Dataset entries
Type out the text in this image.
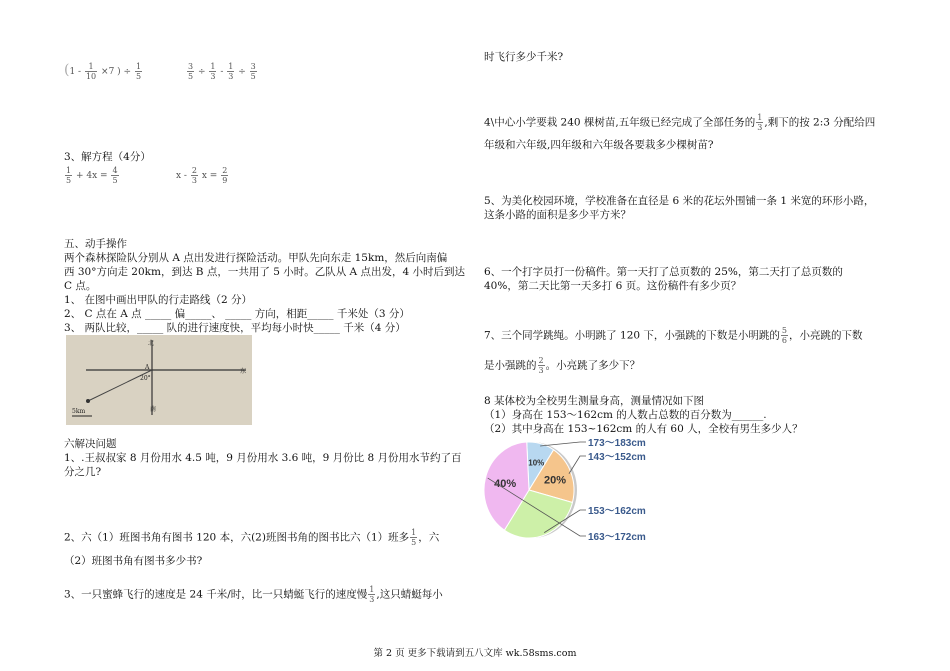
($1 - \frac{1}{10} \times 7$ ) ÷ $\frac{1}{5}$	$\frac{3}{5} \div \frac{1}{3} - \frac{1}{3} \div \frac{3}{5}$
3、解方程（4分）
$\frac{1}{5} + 4x = \frac{4}{5}$	x - $\frac{2}{3}$ $x = \frac{2}{9}$
五、动手操作
两个森林探险队分别从 A 点出发进行探险活动。甲队先向东走 15km，然后向南偏
西 30°方向走 20km，到达 B 点，一共用了 5 小时。乙队从 A 点出发，4 小时后到达
C 点。
1、 在图中画出甲队的行走路线（2 分）
2、 C 点在 A 点 _____ 偏_____、 _____ 方向，相距_____ 千米处（3 分）
3、 两队比较，_____ 队的进行速度快，平均每小时快_____ 千米（4 分）
北
东
南
A
20°
5km
六解决问题
1、.王叔叔家 8 月份用水 4.5 吨，9 月份用水 3.6 吨，9 月份比 8 月份用水节约了百
分之几?
2、六（1）班图书角有图书 120 本，六(2)班图书角的图书比六（1）班多 $\frac{1}{5}$ ，六
（2）班图书角有图书多少书?
3、一只蜜蜂飞行的速度是 24 千米/时，比一只蜻蜓飞行的速度慢 $\frac{1}{3}$ ,这只蜻蜓每小
时飞行多少千米?
4\中心小学要栽 240 棵树苗,五年级已经完成了全部任务的 $\frac{1}{3}$ ,剩下的按 2:3 分配给四
年级和六年级,四年级和六年级各要栽多少棵树苗?
5、为美化校园环境，学校准备在直径是 6 米的花坛外围铺一条 1 米宽的环形小路，
这条小路的面积是多少平方米？
6、一个打字员打一份稿件。第一天打了总页数的 25%，第二天打了总页数的
40%，第二天比第一天多打 6 页。这份稿件有多少页？
7、三个同学跳绳。小明跳了 120 下，小强跳的下数是小明跳的 $\frac{5}{6}$ ，小亮跳的下数
是小强跳的 $\frac{2}{3}$ 。小亮跳了多少下？
8 某体校为全校男生测量身高，测量情况如下图
（1）身高在 153～162cm 的人数占总数的百分数为______.
（2）其中身高在 153~162cm 的人有 60 人，全校有男生多少人？
10%
173～183cm
20%
143～152cm
153～162cm
40%
163～172cm
第 2 页 更多下载请到五八文库 wk.58sms.com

§ **Exercise directions**
Reproduce each entry precisely. Leave the pictures out.

§ **Exercise result**
Type out the text in this image.
($1 - \frac{1}{10} \times 7$ ) ÷ $\frac{1}{5}$	$\frac{3}{5} \div \frac{1}{3} - \frac{1}{3} \div \frac{3}{5}$
3、解方程（4分）
$\frac{1}{5} + 4x = \frac{4}{5}$	x - $\frac{2}{3}$ $x = \frac{2}{9}$
五、动手操作
两个森林探险队分别从 A 点出发进行探险活动。甲队先向东走 15km，然后向南偏
西 30°方向走 20km，到达 B 点，一共用了 5 小时。乙队从 A 点出发，4 小时后到达
C 点。
1、 在图中画出甲队的行走路线（2 分）
2、 C 点在 A 点 _____ 偏_____、 _____ 方向，相距_____ 千米处（3 分）
3、 两队比较，_____ 队的进行速度快，平均每小时快_____ 千米（4 分）
北
东
南
A
20°
5km
六解决问题
1、.王叔叔家 8 月份用水 4.5 吨，9 月份用水 3.6 吨，9 月份比 8 月份用水节约了百
分之几?
2、六（1）班图书角有图书 120 本，六(2)班图书角的图书比六（1）班多 $\frac{1}{5}$ ，六
（2）班图书角有图书多少书?
3、一只蜜蜂飞行的速度是 24 千米/时，比一只蜻蜓飞行的速度慢 $\frac{1}{3}$ ,这只蜻蜓每小
时飞行多少千米?
4\中心小学要栽 240 棵树苗,五年级已经完成了全部任务的 $\frac{1}{3}$ ,剩下的按 2:3 分配给四
年级和六年级,四年级和六年级各要栽多少棵树苗?
5、为美化校园环境，学校准备在直径是 6 米的花坛外围铺一条 1 米宽的环形小路，
这条小路的面积是多少平方米？
6、一个打字员打一份稿件。第一天打了总页数的 25%，第二天打了总页数的
40%，第二天比第一天多打 6 页。这份稿件有多少页？
7、三个同学跳绳。小明跳了 120 下，小强跳的下数是小明跳的 $\frac{5}{6}$ ，小亮跳的下数
是小强跳的 $\frac{2}{3}$ 。小亮跳了多少下？
8 某体校为全校男生测量身高，测量情况如下图
（1）身高在 153～162cm 的人数占总数的百分数为______.
（2）其中身高在 153~162cm 的人有 60 人，全校有男生多少人？
10%
173～183cm
20%
143～152cm
153～162cm
40%
163～172cm
第 2 页 更多下载请到五八文库 wk.58sms.com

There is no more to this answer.